## WHAT IS NEEDED
Your copy should match the entries below exactly, apart from the images.

## MATERIAL TO PROCESS

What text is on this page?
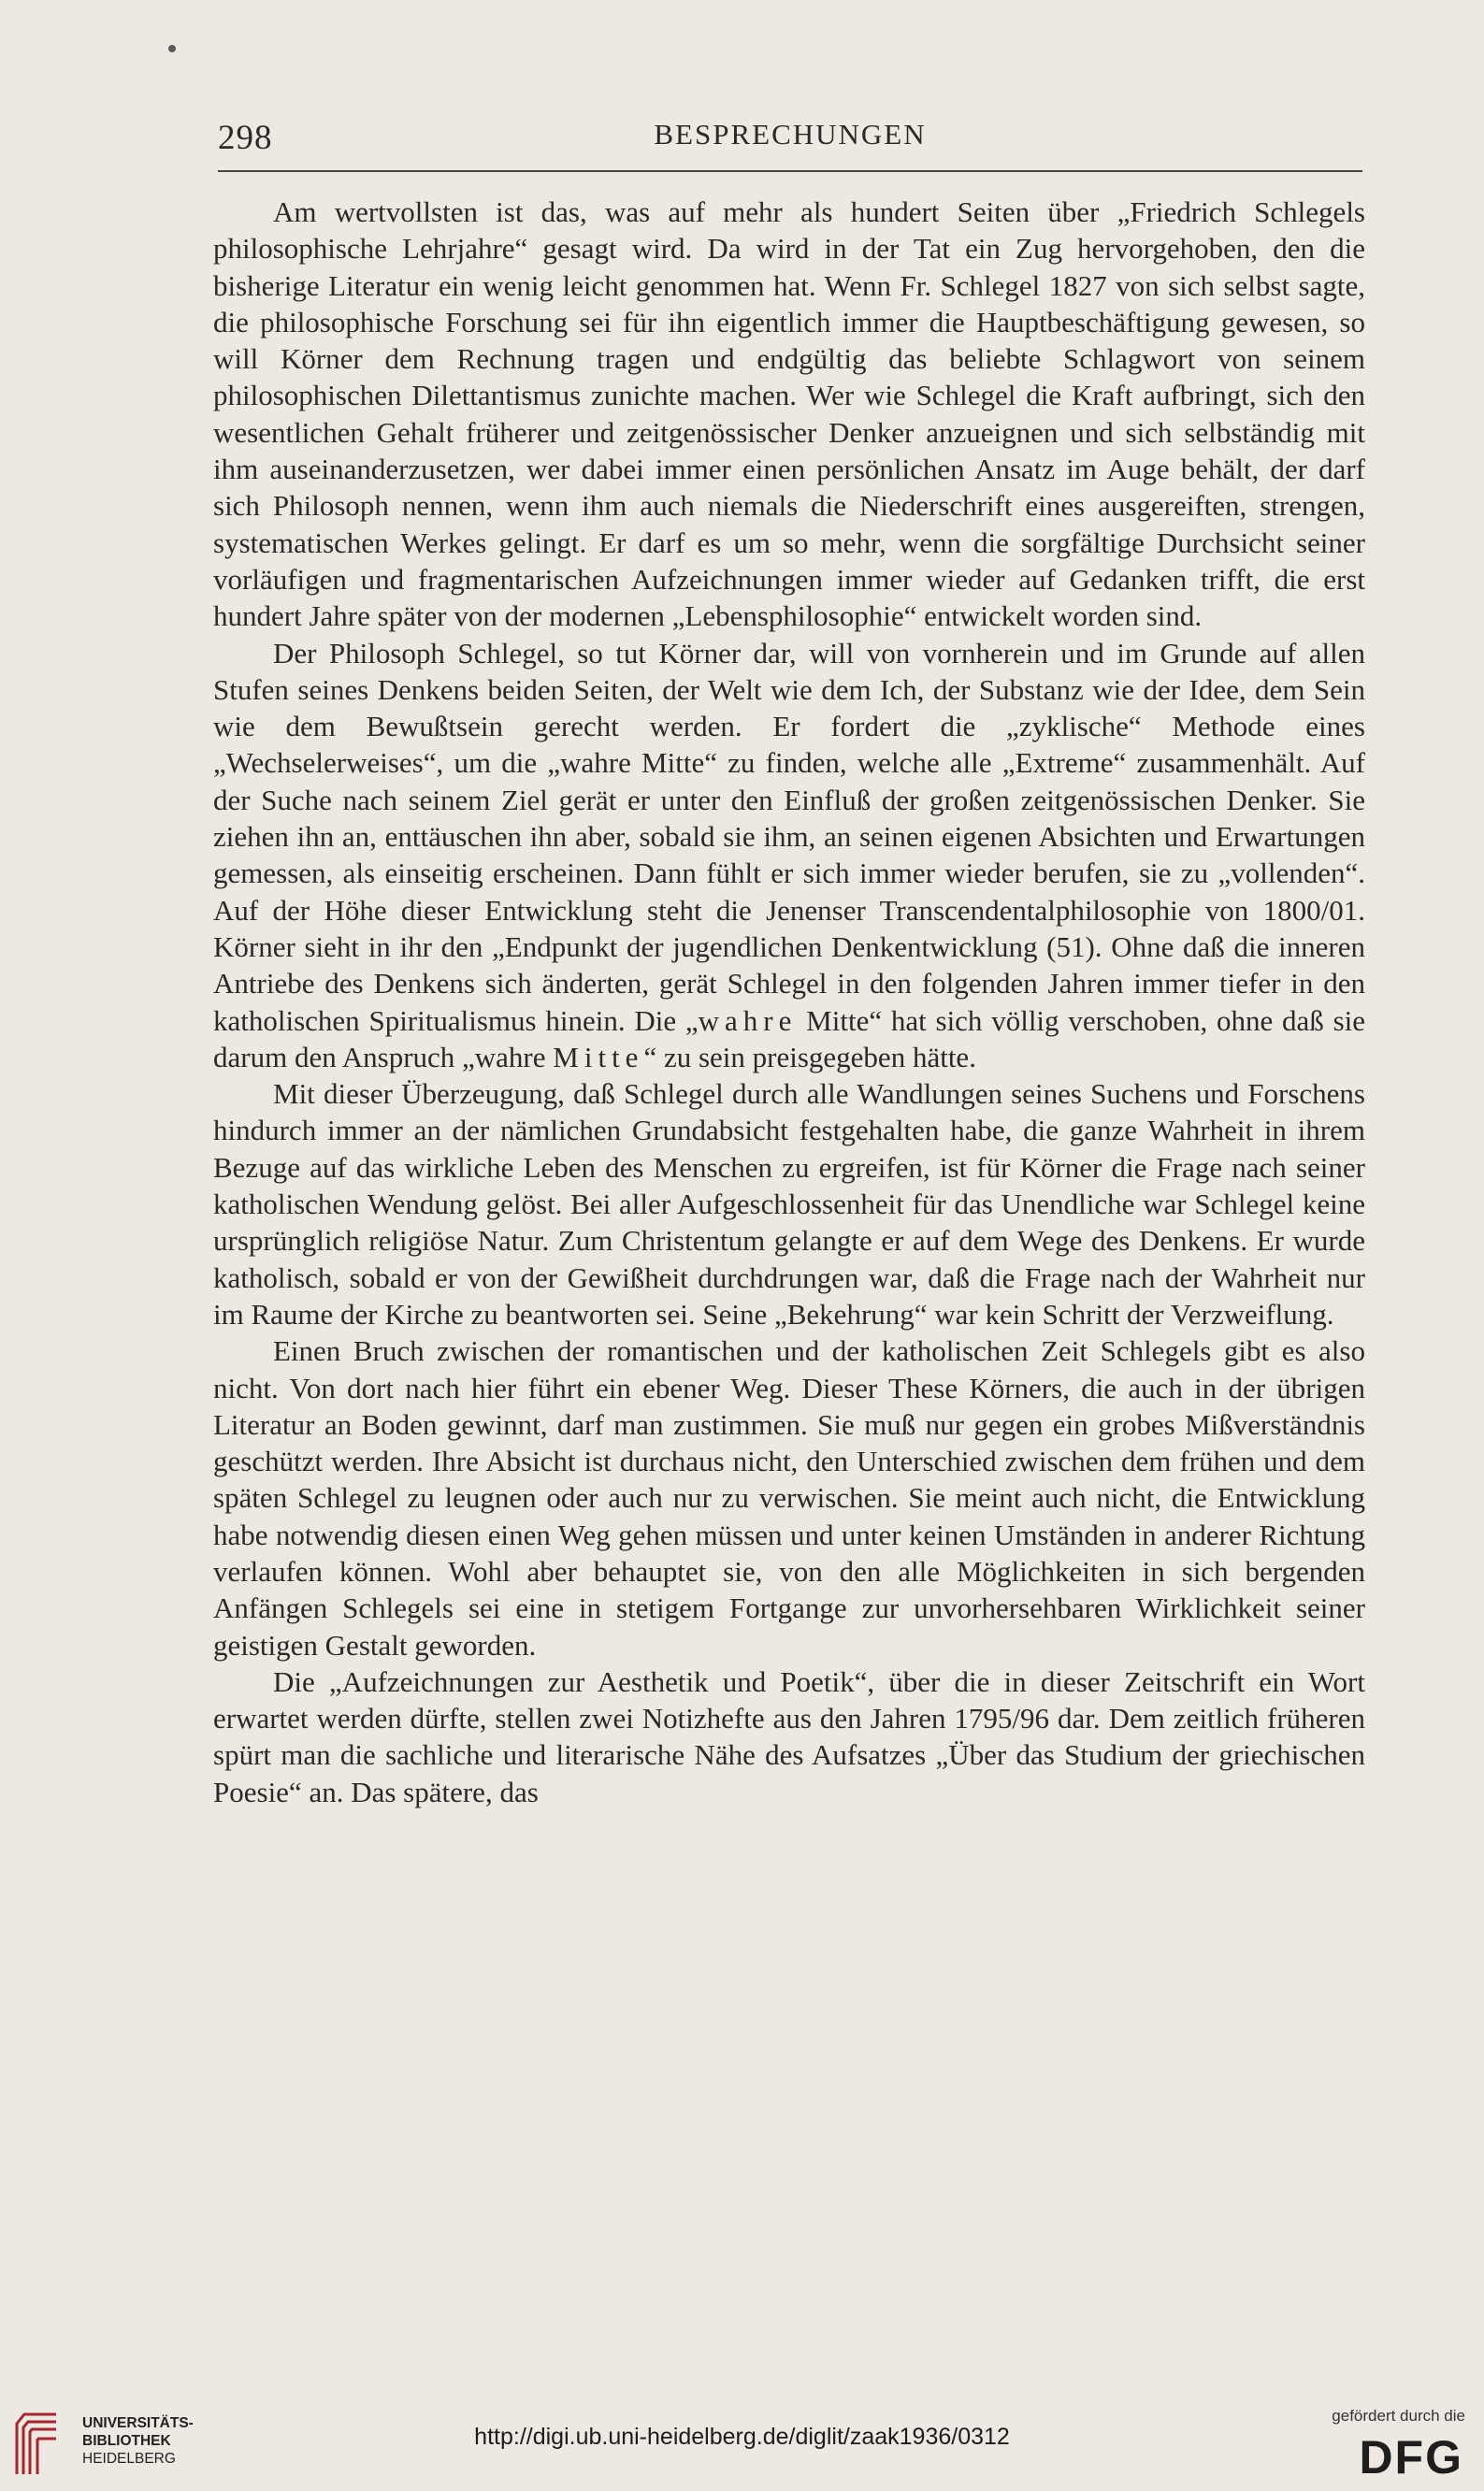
298	BESPRECHUNGEN

Am wertvollsten ist das, was auf mehr als hundert Seiten über „Friedrich Schlegels philosophische Lehrjahre“ gesagt wird. Da wird in der Tat ein Zug hervorgehoben, den die bisherige Literatur ein wenig leicht genommen hat. Wenn Fr. Schlegel 1827 von sich selbst sagte, die philosophische Forschung sei für ihn eigentlich immer die Hauptbeschäftigung gewesen, so will Körner dem Rechnung tragen und endgültig das beliebte Schlagwort von seinem philosophischen Dilettantismus zunichte machen. Wer wie Schlegel die Kraft aufbringt, sich den wesentlichen Gehalt früherer und zeitgenössischer Denker anzueignen und sich selbständig mit ihm auseinanderzusetzen, wer dabei immer einen persönlichen Ansatz im Auge behält, der darf sich Philosoph nennen, wenn ihm auch niemals die Niederschrift eines ausgereiften, strengen, systematischen Werkes gelingt. Er darf es um so mehr, wenn die sorgfältige Durchsicht seiner vorläufigen und fragmentarischen Aufzeichnungen immer wieder auf Gedanken trifft, die erst hundert Jahre später von der modernen „Lebensphilosophie“ entwickelt worden sind.

Der Philosoph Schlegel, so tut Körner dar, will von vornherein und im Grunde auf allen Stufen seines Denkens beiden Seiten, der Welt wie dem Ich, der Substanz wie der Idee, dem Sein wie dem Bewußtsein gerecht werden. Er fordert die „zyklische“ Methode eines „Wechselerweises“, um die „wahre Mitte“ zu finden, welche alle „Extreme“ zusammenhält. Auf der Suche nach seinem Ziel gerät er unter den Einfluß der großen zeitgenössischen Denker. Sie ziehen ihn an, enttäuschen ihn aber, sobald sie ihm, an seinen eigenen Absichten und Erwartungen gemessen, als einseitig erscheinen. Dann fühlt er sich immer wieder berufen, sie zu „vollenden“. Auf der Höhe dieser Entwicklung steht die Jenenser Transcendentalphilosophie von 1800/01. Körner sieht in ihr den „Endpunkt der jugendlichen Denkentwicklung (51). Ohne daß die inneren Antriebe des Denkens sich änderten, gerät Schlegel in den folgenden Jahren immer tiefer in den katholischen Spiritualismus hinein. Die „wahre Mitte“ hat sich völlig verschoben, ohne daß sie darum den Anspruch „wahre Mitte“ zu sein preisgegeben hätte.

Mit dieser Überzeugung, daß Schlegel durch alle Wandlungen seines Suchens und Forschens hindurch immer an der nämlichen Grundabsicht festgehalten habe, die ganze Wahrheit in ihrem Bezuge auf das wirkliche Leben des Menschen zu ergreifen, ist für Körner die Frage nach seiner katholischen Wendung gelöst. Bei aller Aufgeschlossenheit für das Unendliche war Schlegel keine ursprünglich religiöse Natur. Zum Christentum gelangte er auf dem Wege des Denkens. Er wurde katholisch, sobald er von der Gewißheit durchdrungen war, daß die Frage nach der Wahrheit nur im Raume der Kirche zu beantworten sei. Seine „Bekehrung“ war kein Schritt der Verzweiflung.

Einen Bruch zwischen der romantischen und der katholischen Zeit Schlegels gibt es also nicht. Von dort nach hier führt ein ebener Weg. Dieser These Körners, die auch in der übrigen Literatur an Boden gewinnt, darf man zustimmen. Sie muß nur gegen ein grobes Mißverständnis geschützt werden. Ihre Absicht ist durchaus nicht, den Unterschied zwischen dem frühen und dem späten Schlegel zu leugnen oder auch nur zu verwischen. Sie meint auch nicht, die Entwicklung habe notwendig diesen einen Weg gehen müssen und unter keinen Umständen in anderer Richtung verlaufen können. Wohl aber behauptet sie, von den alle Möglichkeiten in sich bergenden Anfängen Schlegels sei eine in stetigem Fortgange zur unvorhersehbaren Wirklichkeit seiner geistigen Gestalt geworden.

Die „Aufzeichnungen zur Aesthetik und Poetik“, über die in dieser Zeitschrift ein Wort erwartet werden dürfte, stellen zwei Notizhefte aus den Jahren 1795/96 dar. Dem zeitlich früheren spürt man die sachliche und literarische Nähe des Aufsatzes „Über das Studium der griechischen Poesie“ an. Das spätere, das

UNIVERSITÄTS-
BIBLIOTHEK
HEIDELBERG
http://digi.ub.uni-heidelberg.de/diglit/zaak1936/0312
gefördert durch die
DFG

## WRITTEN RESPONSE
What text is on this page?
298	BESPRECHUNGEN

Am wertvollsten ist das, was auf mehr als hundert Seiten über „Friedrich Schlegels philosophische Lehrjahre“ gesagt wird. Da wird in der Tat ein Zug hervorgehoben, den die bisherige Literatur ein wenig leicht genommen hat. Wenn Fr. Schlegel 1827 von sich selbst sagte, die philosophische Forschung sei für ihn eigentlich immer die Hauptbeschäftigung gewesen, so will Körner dem Rechnung tragen und endgültig das beliebte Schlagwort von seinem philosophischen Dilettantismus zunichte machen. Wer wie Schlegel die Kraft aufbringt, sich den wesentlichen Gehalt früherer und zeitgenössischer Denker anzueignen und sich selbständig mit ihm auseinanderzusetzen, wer dabei immer einen persönlichen Ansatz im Auge behält, der darf sich Philosoph nennen, wenn ihm auch niemals die Niederschrift eines ausgereiften, strengen, systematischen Werkes gelingt. Er darf es um so mehr, wenn die sorgfältige Durchsicht seiner vorläufigen und fragmentarischen Aufzeichnungen immer wieder auf Gedanken trifft, die erst hundert Jahre später von der modernen „Lebensphilosophie“ entwickelt worden sind.

Der Philosoph Schlegel, so tut Körner dar, will von vornherein und im Grunde auf allen Stufen seines Denkens beiden Seiten, der Welt wie dem Ich, der Substanz wie der Idee, dem Sein wie dem Bewußtsein gerecht werden. Er fordert die „zyklische“ Methode eines „Wechselerweises“, um die „wahre Mitte“ zu finden, welche alle „Extreme“ zusammenhält. Auf der Suche nach seinem Ziel gerät er unter den Einfluß der großen zeitgenössischen Denker. Sie ziehen ihn an, enttäuschen ihn aber, sobald sie ihm, an seinen eigenen Absichten und Erwartungen gemessen, als einseitig erscheinen. Dann fühlt er sich immer wieder berufen, sie zu „vollenden“. Auf der Höhe dieser Entwicklung steht die Jenenser Transcendentalphilosophie von 1800/01. Körner sieht in ihr den „Endpunkt der jugendlichen Denkentwicklung (51). Ohne daß die inneren Antriebe des Denkens sich änderten, gerät Schlegel in den folgenden Jahren immer tiefer in den katholischen Spiritualismus hinein. Die „wahre Mitte“ hat sich völlig verschoben, ohne daß sie darum den Anspruch „wahre Mitte“ zu sein preisgegeben hätte.

Mit dieser Überzeugung, daß Schlegel durch alle Wandlungen seines Suchens und Forschens hindurch immer an der nämlichen Grundabsicht festgehalten habe, die ganze Wahrheit in ihrem Bezuge auf das wirkliche Leben des Menschen zu ergreifen, ist für Körner die Frage nach seiner katholischen Wendung gelöst. Bei aller Aufgeschlossenheit für das Unendliche war Schlegel keine ursprünglich religiöse Natur. Zum Christentum gelangte er auf dem Wege des Denkens. Er wurde katholisch, sobald er von der Gewißheit durchdrungen war, daß die Frage nach der Wahrheit nur im Raume der Kirche zu beantworten sei. Seine „Bekehrung“ war kein Schritt der Verzweiflung.

Einen Bruch zwischen der romantischen und der katholischen Zeit Schlegels gibt es also nicht. Von dort nach hier führt ein ebener Weg. Dieser These Körners, die auch in der übrigen Literatur an Boden gewinnt, darf man zustimmen. Sie muß nur gegen ein grobes Mißverständnis geschützt werden. Ihre Absicht ist durchaus nicht, den Unterschied zwischen dem frühen und dem späten Schlegel zu leugnen oder auch nur zu verwischen. Sie meint auch nicht, die Entwicklung habe notwendig diesen einen Weg gehen müssen und unter keinen Umständen in anderer Richtung verlaufen können. Wohl aber behauptet sie, von den alle Möglichkeiten in sich bergenden Anfängen Schlegels sei eine in stetigem Fortgange zur unvorhersehbaren Wirklichkeit seiner geistigen Gestalt geworden.

Die „Aufzeichnungen zur Aesthetik und Poetik“, über die in dieser Zeitschrift ein Wort erwartet werden dürfte, stellen zwei Notizhefte aus den Jahren 1795/96 dar. Dem zeitlich früheren spürt man die sachliche und literarische Nähe des Aufsatzes „Über das Studium der griechischen Poesie“ an. Das spätere, das

UNIVERSITÄTS-
BIBLIOTHEK
HEIDELBERG
http://digi.ub.uni-heidelberg.de/diglit/zaak1936/0312
gefördert durch die
DFG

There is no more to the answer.